*TASK INSTRUCTIONS:*
All of the material below is to be retyped exactly.

*RECORDS:*
● ● ● ●

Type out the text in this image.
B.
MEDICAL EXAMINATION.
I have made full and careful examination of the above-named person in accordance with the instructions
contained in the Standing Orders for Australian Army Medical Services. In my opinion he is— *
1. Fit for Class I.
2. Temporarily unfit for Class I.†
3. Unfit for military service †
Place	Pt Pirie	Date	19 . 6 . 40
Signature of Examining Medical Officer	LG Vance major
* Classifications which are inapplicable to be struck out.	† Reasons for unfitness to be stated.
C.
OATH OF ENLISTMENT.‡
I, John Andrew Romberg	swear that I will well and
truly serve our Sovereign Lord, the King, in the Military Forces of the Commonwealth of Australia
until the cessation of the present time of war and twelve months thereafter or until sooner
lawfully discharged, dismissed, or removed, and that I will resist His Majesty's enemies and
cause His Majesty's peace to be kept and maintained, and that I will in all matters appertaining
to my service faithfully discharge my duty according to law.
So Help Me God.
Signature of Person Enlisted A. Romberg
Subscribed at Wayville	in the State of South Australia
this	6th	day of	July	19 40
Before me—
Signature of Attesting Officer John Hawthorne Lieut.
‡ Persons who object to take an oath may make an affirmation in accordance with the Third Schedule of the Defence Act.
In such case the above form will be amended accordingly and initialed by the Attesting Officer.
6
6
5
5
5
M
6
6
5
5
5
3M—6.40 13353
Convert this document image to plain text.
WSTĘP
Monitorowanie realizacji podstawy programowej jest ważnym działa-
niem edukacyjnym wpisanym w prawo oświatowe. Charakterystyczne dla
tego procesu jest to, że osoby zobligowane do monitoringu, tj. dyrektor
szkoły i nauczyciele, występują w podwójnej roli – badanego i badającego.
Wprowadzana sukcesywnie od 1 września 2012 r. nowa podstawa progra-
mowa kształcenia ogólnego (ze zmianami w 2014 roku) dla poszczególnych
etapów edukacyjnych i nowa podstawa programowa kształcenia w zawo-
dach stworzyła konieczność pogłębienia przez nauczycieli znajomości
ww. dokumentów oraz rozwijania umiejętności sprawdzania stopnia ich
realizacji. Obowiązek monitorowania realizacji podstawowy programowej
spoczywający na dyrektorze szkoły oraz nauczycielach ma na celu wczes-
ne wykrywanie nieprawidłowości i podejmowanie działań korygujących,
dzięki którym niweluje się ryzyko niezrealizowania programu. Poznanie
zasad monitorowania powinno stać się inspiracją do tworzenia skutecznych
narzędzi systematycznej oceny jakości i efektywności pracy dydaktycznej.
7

● ● ● ●

*CORRECT ANSWER:*
Type out the text in this image.
B.
MEDICAL EXAMINATION.
I have made full and careful examination of the above-named person in accordance with the instructions
contained in the Standing Orders for Australian Army Medical Services. In my opinion he is— *
1. Fit for Class I.
2. Temporarily unfit for Class I.†
3. Unfit for military service †
Place	Pt Pirie	Date	19 . 6 . 40
Signature of Examining Medical Officer	LG Vance major
* Classifications which are inapplicable to be struck out.	† Reasons for unfitness to be stated.
C.
OATH OF ENLISTMENT.‡
I, John Andrew Romberg	swear that I will well and
truly serve our Sovereign Lord, the King, in the Military Forces of the Commonwealth of Australia
until the cessation of the present time of war and twelve months thereafter or until sooner
lawfully discharged, dismissed, or removed, and that I will resist His Majesty's enemies and
cause His Majesty's peace to be kept and maintained, and that I will in all matters appertaining
to my service faithfully discharge my duty according to law.
So Help Me God.
Signature of Person Enlisted A. Romberg
Subscribed at Wayville	in the State of South Australia
this	6th	day of	July	19 40
Before me—
Signature of Attesting Officer John Hawthorne Lieut.
‡ Persons who object to take an oath may make an affirmation in accordance with the Third Schedule of the Defence Act.
In such case the above form will be amended accordingly and initialed by the Attesting Officer.
6
6
5
5
5
M
6
6
5
5
5
3M—6.40 13353
Convert this document image to plain text.
WSTĘP
Monitorowanie realizacji podstawy programowej jest ważnym działa-
niem edukacyjnym wpisanym w prawo oświatowe. Charakterystyczne dla
tego procesu jest to, że osoby zobligowane do monitoringu, tj. dyrektor
szkoły i nauczyciele, występują w podwójnej roli – badanego i badającego.
Wprowadzana sukcesywnie od 1 września 2012 r. nowa podstawa progra-
mowa kształcenia ogólnego (ze zmianami w 2014 roku) dla poszczególnych
etapów edukacyjnych i nowa podstawa programowa kształcenia w zawo-
dach stworzyła konieczność pogłębienia przez nauczycieli znajomości
ww. dokumentów oraz rozwijania umiejętności sprawdzania stopnia ich
realizacji. Obowiązek monitorowania realizacji podstawowy programowej
spoczywający na dyrektorze szkoły oraz nauczycielach ma na celu wczes-
ne wykrywanie nieprawidłowości i podejmowanie działań korygujących,
dzięki którym niweluje się ryzyko niezrealizowania programu. Poznanie
zasad monitorowania powinno stać się inspiracją do tworzenia skutecznych
narzędzi systematycznej oceny jakości i efektywności pracy dydaktycznej.
7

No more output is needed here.